**Data section**
######

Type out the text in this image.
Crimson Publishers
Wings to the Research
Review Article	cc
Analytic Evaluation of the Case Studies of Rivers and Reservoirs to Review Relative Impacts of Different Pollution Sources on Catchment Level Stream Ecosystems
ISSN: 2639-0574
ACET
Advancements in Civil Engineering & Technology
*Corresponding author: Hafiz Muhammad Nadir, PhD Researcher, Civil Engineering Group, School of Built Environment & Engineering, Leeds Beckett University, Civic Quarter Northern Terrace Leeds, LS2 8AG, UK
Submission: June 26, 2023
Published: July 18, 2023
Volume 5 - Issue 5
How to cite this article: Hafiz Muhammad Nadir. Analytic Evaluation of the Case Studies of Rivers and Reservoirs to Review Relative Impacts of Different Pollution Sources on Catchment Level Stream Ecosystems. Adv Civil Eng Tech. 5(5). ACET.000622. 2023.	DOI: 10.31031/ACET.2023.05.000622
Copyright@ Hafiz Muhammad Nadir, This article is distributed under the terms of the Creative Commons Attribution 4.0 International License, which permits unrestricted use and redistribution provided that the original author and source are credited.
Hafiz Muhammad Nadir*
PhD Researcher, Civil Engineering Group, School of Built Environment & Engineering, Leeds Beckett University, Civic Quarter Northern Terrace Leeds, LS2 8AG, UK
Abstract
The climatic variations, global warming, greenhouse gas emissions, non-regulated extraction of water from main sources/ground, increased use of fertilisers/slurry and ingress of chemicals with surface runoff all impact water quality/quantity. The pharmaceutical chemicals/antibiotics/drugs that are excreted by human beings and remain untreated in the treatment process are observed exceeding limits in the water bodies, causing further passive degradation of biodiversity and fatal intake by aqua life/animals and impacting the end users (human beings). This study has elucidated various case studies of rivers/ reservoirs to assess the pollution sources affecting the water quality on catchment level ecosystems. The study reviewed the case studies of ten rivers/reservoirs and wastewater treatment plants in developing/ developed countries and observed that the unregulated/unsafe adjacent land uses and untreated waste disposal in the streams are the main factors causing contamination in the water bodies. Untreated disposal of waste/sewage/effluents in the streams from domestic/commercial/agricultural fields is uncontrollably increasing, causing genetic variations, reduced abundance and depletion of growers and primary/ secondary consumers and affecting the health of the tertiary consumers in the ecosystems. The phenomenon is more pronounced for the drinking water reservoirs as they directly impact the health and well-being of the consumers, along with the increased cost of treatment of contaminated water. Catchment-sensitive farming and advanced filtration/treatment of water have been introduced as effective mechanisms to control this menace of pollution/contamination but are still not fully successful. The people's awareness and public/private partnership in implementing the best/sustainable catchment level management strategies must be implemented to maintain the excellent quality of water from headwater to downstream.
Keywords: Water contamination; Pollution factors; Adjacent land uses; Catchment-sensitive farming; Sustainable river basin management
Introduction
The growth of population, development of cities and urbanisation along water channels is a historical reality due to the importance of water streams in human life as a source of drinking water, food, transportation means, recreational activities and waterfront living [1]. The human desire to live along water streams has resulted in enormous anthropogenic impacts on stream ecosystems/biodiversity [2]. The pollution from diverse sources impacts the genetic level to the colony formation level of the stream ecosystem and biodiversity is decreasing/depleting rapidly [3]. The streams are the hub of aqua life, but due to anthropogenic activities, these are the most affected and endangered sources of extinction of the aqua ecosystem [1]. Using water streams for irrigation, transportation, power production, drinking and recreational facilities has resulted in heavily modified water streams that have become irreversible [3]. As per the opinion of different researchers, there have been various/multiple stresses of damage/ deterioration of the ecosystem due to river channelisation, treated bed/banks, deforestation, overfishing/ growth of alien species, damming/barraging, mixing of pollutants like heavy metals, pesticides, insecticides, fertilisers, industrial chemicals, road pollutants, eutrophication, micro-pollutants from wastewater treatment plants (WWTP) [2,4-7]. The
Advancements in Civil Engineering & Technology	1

######

**What is needed**
Print the complete listing again, exactly as it stands.

**Response to the exercise**
Type out the text in this image.
Crimson Publishers
Wings to the Research
Review Article	cc
Analytic Evaluation of the Case Studies of Rivers and Reservoirs to Review Relative Impacts of Different Pollution Sources on Catchment Level Stream Ecosystems
ISSN: 2639-0574
ACET
Advancements in Civil Engineering & Technology
*Corresponding author: Hafiz Muhammad Nadir, PhD Researcher, Civil Engineering Group, School of Built Environment & Engineering, Leeds Beckett University, Civic Quarter Northern Terrace Leeds, LS2 8AG, UK
Submission: June 26, 2023
Published: July 18, 2023
Volume 5 - Issue 5
How to cite this article: Hafiz Muhammad Nadir. Analytic Evaluation of the Case Studies of Rivers and Reservoirs to Review Relative Impacts of Different Pollution Sources on Catchment Level Stream Ecosystems. Adv Civil Eng Tech. 5(5). ACET.000622. 2023.	DOI: 10.31031/ACET.2023.05.000622
Copyright@ Hafiz Muhammad Nadir, This article is distributed under the terms of the Creative Commons Attribution 4.0 International License, which permits unrestricted use and redistribution provided that the original author and source are credited.
Hafiz Muhammad Nadir*
PhD Researcher, Civil Engineering Group, School of Built Environment & Engineering, Leeds Beckett University, Civic Quarter Northern Terrace Leeds, LS2 8AG, UK
Abstract
The climatic variations, global warming, greenhouse gas emissions, non-regulated extraction of water from main sources/ground, increased use of fertilisers/slurry and ingress of chemicals with surface runoff all impact water quality/quantity. The pharmaceutical chemicals/antibiotics/drugs that are excreted by human beings and remain untreated in the treatment process are observed exceeding limits in the water bodies, causing further passive degradation of biodiversity and fatal intake by aqua life/animals and impacting the end users (human beings). This study has elucidated various case studies of rivers/ reservoirs to assess the pollution sources affecting the water quality on catchment level ecosystems. The study reviewed the case studies of ten rivers/reservoirs and wastewater treatment plants in developing/ developed countries and observed that the unregulated/unsafe adjacent land uses and untreated waste disposal in the streams are the main factors causing contamination in the water bodies. Untreated disposal of waste/sewage/effluents in the streams from domestic/commercial/agricultural fields is uncontrollably increasing, causing genetic variations, reduced abundance and depletion of growers and primary/ secondary consumers and affecting the health of the tertiary consumers in the ecosystems. The phenomenon is more pronounced for the drinking water reservoirs as they directly impact the health and well-being of the consumers, along with the increased cost of treatment of contaminated water. Catchment-sensitive farming and advanced filtration/treatment of water have been introduced as effective mechanisms to control this menace of pollution/contamination but are still not fully successful. The people's awareness and public/private partnership in implementing the best/sustainable catchment level management strategies must be implemented to maintain the excellent quality of water from headwater to downstream.
Keywords: Water contamination; Pollution factors; Adjacent land uses; Catchment-sensitive farming; Sustainable river basin management
Introduction
The growth of population, development of cities and urbanisation along water channels is a historical reality due to the importance of water streams in human life as a source of drinking water, food, transportation means, recreational activities and waterfront living [1]. The human desire to live along water streams has resulted in enormous anthropogenic impacts on stream ecosystems/biodiversity [2]. The pollution from diverse sources impacts the genetic level to the colony formation level of the stream ecosystem and biodiversity is decreasing/depleting rapidly [3]. The streams are the hub of aqua life, but due to anthropogenic activities, these are the most affected and endangered sources of extinction of the aqua ecosystem [1]. Using water streams for irrigation, transportation, power production, drinking and recreational facilities has resulted in heavily modified water streams that have become irreversible [3]. As per the opinion of different researchers, there have been various/multiple stresses of damage/ deterioration of the ecosystem due to river channelisation, treated bed/banks, deforestation, overfishing/ growth of alien species, damming/barraging, mixing of pollutants like heavy metals, pesticides, insecticides, fertilisers, industrial chemicals, road pollutants, eutrophication, micro-pollutants from wastewater treatment plants (WWTP) [2,4-7]. The
Advancements in Civil Engineering & Technology	1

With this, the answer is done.